_Work to be completed_
Extract all lines containing "title".

# START OF Provided entries

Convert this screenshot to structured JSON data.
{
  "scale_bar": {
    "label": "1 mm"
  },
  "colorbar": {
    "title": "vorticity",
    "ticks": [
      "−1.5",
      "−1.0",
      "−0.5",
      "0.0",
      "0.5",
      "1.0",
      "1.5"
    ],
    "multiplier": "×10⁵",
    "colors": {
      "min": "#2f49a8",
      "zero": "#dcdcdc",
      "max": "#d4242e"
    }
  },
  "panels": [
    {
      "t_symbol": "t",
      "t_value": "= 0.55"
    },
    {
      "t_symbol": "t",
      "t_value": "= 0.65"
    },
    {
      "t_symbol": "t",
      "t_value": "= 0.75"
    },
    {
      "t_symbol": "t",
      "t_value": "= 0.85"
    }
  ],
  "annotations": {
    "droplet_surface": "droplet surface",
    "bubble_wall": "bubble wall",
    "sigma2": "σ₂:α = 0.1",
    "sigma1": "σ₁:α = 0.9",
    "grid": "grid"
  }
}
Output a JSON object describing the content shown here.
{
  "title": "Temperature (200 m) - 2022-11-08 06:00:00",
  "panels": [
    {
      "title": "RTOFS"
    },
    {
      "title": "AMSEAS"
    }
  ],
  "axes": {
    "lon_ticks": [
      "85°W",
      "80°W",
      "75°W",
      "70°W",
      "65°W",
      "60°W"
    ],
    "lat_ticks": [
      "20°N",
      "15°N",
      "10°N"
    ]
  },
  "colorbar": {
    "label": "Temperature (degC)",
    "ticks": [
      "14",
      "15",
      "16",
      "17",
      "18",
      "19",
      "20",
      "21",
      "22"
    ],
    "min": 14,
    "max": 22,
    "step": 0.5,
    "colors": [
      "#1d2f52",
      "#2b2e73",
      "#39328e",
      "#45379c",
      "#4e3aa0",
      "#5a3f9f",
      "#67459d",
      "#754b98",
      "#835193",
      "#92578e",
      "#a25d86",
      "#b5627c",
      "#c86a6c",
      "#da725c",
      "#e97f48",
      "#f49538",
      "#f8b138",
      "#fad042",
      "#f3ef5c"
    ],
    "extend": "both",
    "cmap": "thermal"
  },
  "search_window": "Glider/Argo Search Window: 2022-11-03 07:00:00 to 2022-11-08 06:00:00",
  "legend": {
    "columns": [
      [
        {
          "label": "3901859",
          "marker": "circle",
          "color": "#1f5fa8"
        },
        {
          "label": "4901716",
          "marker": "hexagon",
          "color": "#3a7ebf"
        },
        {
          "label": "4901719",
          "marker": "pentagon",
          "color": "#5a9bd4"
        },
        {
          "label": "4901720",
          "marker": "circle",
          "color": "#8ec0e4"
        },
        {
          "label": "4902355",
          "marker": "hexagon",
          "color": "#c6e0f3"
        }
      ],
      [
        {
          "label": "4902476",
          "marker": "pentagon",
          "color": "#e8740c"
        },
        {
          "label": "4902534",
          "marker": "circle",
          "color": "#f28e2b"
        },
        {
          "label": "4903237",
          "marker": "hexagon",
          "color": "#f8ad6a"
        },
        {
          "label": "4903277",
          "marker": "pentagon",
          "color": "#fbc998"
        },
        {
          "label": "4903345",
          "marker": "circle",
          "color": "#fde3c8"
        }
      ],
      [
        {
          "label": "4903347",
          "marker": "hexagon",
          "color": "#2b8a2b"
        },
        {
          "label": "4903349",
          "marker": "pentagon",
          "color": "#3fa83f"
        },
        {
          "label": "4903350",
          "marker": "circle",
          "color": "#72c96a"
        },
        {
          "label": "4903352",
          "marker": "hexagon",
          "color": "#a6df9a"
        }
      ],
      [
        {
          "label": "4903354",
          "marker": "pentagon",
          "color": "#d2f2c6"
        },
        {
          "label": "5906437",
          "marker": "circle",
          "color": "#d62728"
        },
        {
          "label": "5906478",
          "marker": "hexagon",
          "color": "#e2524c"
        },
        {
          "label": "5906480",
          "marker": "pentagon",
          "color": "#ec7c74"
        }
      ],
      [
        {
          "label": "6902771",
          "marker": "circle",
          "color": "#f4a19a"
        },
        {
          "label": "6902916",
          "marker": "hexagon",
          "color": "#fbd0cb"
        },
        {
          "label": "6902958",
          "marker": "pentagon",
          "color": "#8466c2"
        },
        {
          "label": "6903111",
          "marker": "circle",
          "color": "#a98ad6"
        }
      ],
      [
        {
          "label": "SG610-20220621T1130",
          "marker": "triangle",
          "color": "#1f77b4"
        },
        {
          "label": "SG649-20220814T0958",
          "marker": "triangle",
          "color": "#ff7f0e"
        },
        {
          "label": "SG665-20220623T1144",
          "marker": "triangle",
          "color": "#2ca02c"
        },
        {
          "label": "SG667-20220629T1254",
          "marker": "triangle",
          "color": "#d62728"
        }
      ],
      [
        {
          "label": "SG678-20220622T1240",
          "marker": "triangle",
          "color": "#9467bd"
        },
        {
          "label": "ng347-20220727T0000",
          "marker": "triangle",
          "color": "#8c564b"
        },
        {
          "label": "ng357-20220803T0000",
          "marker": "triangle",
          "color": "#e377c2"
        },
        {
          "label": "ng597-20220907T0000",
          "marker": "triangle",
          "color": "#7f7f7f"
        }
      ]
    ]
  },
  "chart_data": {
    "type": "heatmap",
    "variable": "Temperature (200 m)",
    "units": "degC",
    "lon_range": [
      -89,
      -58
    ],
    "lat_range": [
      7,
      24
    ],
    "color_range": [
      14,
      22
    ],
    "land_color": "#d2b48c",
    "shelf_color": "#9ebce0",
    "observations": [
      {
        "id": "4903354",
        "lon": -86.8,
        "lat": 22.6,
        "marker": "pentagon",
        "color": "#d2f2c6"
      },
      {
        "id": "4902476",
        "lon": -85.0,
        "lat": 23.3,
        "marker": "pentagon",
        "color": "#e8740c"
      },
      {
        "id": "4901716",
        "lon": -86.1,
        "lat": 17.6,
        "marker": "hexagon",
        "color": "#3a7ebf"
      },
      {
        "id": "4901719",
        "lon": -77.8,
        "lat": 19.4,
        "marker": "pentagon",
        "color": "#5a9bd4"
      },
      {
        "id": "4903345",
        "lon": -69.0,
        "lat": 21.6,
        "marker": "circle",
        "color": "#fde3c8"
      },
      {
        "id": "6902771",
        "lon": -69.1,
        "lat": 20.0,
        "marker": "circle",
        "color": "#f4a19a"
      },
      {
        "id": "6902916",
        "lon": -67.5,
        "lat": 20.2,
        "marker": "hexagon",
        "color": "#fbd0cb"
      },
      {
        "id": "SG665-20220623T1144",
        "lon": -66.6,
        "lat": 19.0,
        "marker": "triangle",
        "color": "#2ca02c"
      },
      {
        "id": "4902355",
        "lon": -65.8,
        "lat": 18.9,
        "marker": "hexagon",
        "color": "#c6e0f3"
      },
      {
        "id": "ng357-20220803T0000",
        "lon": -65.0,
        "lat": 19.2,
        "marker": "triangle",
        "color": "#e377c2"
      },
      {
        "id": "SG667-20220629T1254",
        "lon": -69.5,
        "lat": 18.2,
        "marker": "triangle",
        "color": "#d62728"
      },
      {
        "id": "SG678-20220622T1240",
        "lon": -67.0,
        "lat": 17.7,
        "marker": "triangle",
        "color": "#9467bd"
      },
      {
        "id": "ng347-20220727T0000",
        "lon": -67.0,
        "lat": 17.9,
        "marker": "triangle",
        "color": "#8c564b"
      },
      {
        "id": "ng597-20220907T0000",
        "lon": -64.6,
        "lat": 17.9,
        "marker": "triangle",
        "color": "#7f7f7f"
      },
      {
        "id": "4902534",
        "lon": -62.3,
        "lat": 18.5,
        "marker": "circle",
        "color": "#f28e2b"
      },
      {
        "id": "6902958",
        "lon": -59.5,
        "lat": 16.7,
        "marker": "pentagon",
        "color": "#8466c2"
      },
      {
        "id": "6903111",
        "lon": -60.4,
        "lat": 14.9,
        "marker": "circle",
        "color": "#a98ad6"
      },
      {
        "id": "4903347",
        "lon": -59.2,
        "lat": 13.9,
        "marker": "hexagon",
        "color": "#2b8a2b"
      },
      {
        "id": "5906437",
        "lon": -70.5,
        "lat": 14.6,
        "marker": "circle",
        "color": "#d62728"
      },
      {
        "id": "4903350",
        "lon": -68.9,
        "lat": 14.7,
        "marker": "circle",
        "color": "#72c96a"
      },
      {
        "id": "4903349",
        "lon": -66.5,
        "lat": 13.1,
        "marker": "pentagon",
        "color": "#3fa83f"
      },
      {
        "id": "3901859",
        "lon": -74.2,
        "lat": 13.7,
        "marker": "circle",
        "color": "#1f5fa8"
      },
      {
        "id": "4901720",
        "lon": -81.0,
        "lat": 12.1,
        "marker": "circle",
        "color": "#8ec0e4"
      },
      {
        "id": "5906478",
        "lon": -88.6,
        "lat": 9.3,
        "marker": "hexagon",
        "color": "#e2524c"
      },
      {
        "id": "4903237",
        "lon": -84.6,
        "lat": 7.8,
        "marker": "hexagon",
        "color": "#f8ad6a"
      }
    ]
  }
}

# END OF Provided entries

_Response to this task_
    "title": "vorticity",
  "title": "Temperature (200 m) - 2022-11-08 06:00:00",
      "title": "RTOFS"
      "title": "AMSEAS"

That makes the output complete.